Christians are most appropriately named as children of the dawn. We belong to something that might be best described as ‘early’. We often speak of ‘the early church’, and we mean the church fathers and mothers of the first few centuries, but I think there is a sense in which we are all the ‘early’ church. We are those who have found God in those intimations of God’s divine and transforming love, right at the very moments when there is darkness..

We are part of the early church – a church which rests its faith in what some women found in the earliest hours of the first day of the. The risen Christ stands with us while it is still dark and calls us not to be afraid. And of course, we are afraid, like those first women were, too afraid to speak, but as light dawns, as love touches us with grace, fear is dispelled and overcome.

At the earliest Christian baptisms, the faithful would sing to the baptised, ‘Wake up sleeper, wake up sleeper, rise from the dead. Christ will shine upon you.’ It is time, it is time, to give yourself to the dawn, even while it is still dark. We are the early church. I think we should allow such a view of ourselves to become real. It may be dark, but we belong to the dawn and God is with us.

Stored data entries
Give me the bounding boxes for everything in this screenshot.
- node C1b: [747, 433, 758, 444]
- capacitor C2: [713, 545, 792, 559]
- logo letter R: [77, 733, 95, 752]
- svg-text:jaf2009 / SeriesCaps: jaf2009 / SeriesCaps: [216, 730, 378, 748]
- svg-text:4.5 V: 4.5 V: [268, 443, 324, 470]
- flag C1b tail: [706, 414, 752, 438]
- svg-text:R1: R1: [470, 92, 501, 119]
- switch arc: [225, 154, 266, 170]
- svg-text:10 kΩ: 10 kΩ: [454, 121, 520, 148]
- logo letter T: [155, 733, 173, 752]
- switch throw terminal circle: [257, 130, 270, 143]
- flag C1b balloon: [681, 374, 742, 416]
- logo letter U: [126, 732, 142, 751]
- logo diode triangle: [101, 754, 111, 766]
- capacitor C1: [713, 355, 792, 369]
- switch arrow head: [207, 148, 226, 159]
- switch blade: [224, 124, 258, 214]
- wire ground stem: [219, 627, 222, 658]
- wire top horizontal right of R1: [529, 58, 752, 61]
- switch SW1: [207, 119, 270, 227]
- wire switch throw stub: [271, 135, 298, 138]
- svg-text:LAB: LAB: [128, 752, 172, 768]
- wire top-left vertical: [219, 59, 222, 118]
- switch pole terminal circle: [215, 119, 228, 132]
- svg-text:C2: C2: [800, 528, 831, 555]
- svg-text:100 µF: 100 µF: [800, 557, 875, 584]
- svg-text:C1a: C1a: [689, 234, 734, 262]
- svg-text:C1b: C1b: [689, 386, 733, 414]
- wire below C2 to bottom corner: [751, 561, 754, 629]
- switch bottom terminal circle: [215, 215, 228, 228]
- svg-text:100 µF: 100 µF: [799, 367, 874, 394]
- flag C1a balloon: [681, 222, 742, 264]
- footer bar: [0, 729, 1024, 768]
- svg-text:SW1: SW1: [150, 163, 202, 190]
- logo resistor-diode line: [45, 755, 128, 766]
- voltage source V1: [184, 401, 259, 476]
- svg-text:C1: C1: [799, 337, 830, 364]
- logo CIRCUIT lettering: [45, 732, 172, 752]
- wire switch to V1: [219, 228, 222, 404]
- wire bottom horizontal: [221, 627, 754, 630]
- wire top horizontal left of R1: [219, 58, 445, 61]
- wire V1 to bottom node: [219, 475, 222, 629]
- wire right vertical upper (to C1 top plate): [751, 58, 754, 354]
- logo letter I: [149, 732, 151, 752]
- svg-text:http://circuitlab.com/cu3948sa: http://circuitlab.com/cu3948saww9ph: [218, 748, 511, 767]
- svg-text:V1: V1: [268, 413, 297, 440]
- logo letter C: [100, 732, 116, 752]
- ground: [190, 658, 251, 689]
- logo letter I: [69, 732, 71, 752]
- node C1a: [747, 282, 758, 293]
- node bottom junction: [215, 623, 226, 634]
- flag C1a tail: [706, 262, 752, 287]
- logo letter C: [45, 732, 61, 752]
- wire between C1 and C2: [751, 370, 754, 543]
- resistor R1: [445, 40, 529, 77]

▸ WHAT YOU NEED TO DO
#1 Answer these questions about the passage on Christians and the dawn:
(a) What name does it say suits Christians most appropriately?
(b) What does the risen Christ call us not to be?
(c) What would the faithful sing to the baptised at the earliest Christian baptisms?
#2 In one to three sentences, explain why the passage on Christians and the dawn says that all Christians are the ‘early’ church.
#3 Pick up the passage on Christians and the dawn after its final sentence and continue it.

▸ ANSWERS FOR THIS EXERCISE
#1
(a) Children of the dawn.
(b) Afraid.
(c) ‘Wake up sleeper, wake up sleeper, rise from the dead. Christ will shine upon you.’

#2 All Christians are the ‘early’ church because they are those who have found God in intimations of God’s divine and transforming love. They have found it right at the very moments when there is darkness.

#3
I wonder if, like me, you find it more convincing to belong to the dawn than to the midday Sun. I confess I am wary of forms of faith which are all smiles and all brightness, with little recognition of the realities of our lives. If the light is too bright it blinds us with fake rejoicing. A truer Easter faith, I think, is lived at that point where light begins to stir the darkness, but the darkness is still there. Perhaps it is like that phrase from the beginning of John’s Gospel where he learn that the light shines in the darkness and the darkness ‘comprehendeth it not’. The light cannot be extinguished, just as the dawn is irresistible, but the darkness is not denied either.

A few weeks ago I saw a wonderful VT of something that happened recently in Damascus, in Syria. The patriarch of the Syrian Orthodox Church visited the city, now largely in ruins after the recent bombings. He went with others to a bombed out church in the heart of the city, and right in the middle of the ruins, open to the sky, they set up a table with icons and with bread and wine and celebrated the litrugy of the church. I suspect that the bread and wine tasted of dust and the scene was grey. But the determination of faith was made more than vivid there –  as the sacraments began to transform the darkness. This was such a powerful scene and I was deeply moved. My own life, I expect like yours, has its own share of ruins, places where life has come like a bomb to turn my own dreams to dust. I am certain that all of us know what it is to experience the dark night. But God comes like the light of dawn to bring the most moving and life-giving hope. I have known my faith at its most deep and true when it comes like the dawn right into the heart of night.

In the days before electric light and alarm clocks, people were simply woken by the dawn. The dawn always comes, transforming the deepest darkness of night and offering a new beginning. The disciples must have thought that the cause of Jesus of Nazareth was well and truly over after the crucifixion. He was the late Jesus of Nazareth, sealed in a stone tomb, gone forever into the dark. But then, early on the earliest day, the dawn came and he was alive, and the church faltered into life. We are part of the new movement begun that day, part of the early church, the children of God’s new dawn.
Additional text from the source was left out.